:: Information provided ::
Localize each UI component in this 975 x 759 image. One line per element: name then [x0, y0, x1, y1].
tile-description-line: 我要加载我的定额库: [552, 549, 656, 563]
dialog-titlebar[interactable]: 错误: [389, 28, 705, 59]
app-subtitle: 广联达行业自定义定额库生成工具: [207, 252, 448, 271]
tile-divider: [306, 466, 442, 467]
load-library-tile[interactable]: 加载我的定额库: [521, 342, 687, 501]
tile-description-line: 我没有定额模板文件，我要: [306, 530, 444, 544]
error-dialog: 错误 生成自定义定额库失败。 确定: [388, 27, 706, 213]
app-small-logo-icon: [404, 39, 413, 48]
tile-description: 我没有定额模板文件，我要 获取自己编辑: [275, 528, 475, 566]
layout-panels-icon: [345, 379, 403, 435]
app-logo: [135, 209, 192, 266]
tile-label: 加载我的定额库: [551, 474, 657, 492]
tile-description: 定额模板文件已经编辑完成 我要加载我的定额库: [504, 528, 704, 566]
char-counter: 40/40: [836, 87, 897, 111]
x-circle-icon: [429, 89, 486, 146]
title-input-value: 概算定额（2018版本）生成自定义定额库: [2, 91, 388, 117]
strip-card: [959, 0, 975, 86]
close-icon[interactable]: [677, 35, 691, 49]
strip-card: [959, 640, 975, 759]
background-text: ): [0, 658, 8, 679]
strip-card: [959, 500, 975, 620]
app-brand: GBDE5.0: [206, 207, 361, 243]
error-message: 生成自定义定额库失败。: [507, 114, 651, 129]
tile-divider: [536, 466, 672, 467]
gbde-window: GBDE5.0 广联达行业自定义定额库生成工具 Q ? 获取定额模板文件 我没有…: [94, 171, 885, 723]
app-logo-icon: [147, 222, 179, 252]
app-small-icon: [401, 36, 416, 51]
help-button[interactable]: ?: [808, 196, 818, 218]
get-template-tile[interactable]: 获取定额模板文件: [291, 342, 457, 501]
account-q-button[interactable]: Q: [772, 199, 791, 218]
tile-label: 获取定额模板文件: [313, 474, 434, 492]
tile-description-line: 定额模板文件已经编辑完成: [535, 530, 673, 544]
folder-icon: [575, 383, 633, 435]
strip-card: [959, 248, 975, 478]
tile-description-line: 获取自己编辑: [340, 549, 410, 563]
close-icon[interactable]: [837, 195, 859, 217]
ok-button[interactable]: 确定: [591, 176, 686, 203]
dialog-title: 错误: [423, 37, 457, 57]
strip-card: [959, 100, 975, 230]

:: Your goal ::
Lay out the lines from the first one through the line that contains "tile-divider: [306, 466, 442, 467]", including both, as a JSON list of strings with one string per line and no blank lines.

:: Task result ::
[
  "Localize each UI component in this 975 x 759 image. One line per element: name then [x0, y0, x1, y1].",
  "tile-description-line: 我要加载我的定额库: [552, 549, 656, 563]",
  "dialog-titlebar[interactable]: 错误: [389, 28, 705, 59]",
  "app-subtitle: 广联达行业自定义定额库生成工具: [207, 252, 448, 271]",
  "tile-divider: [306, 466, 442, 467]"
]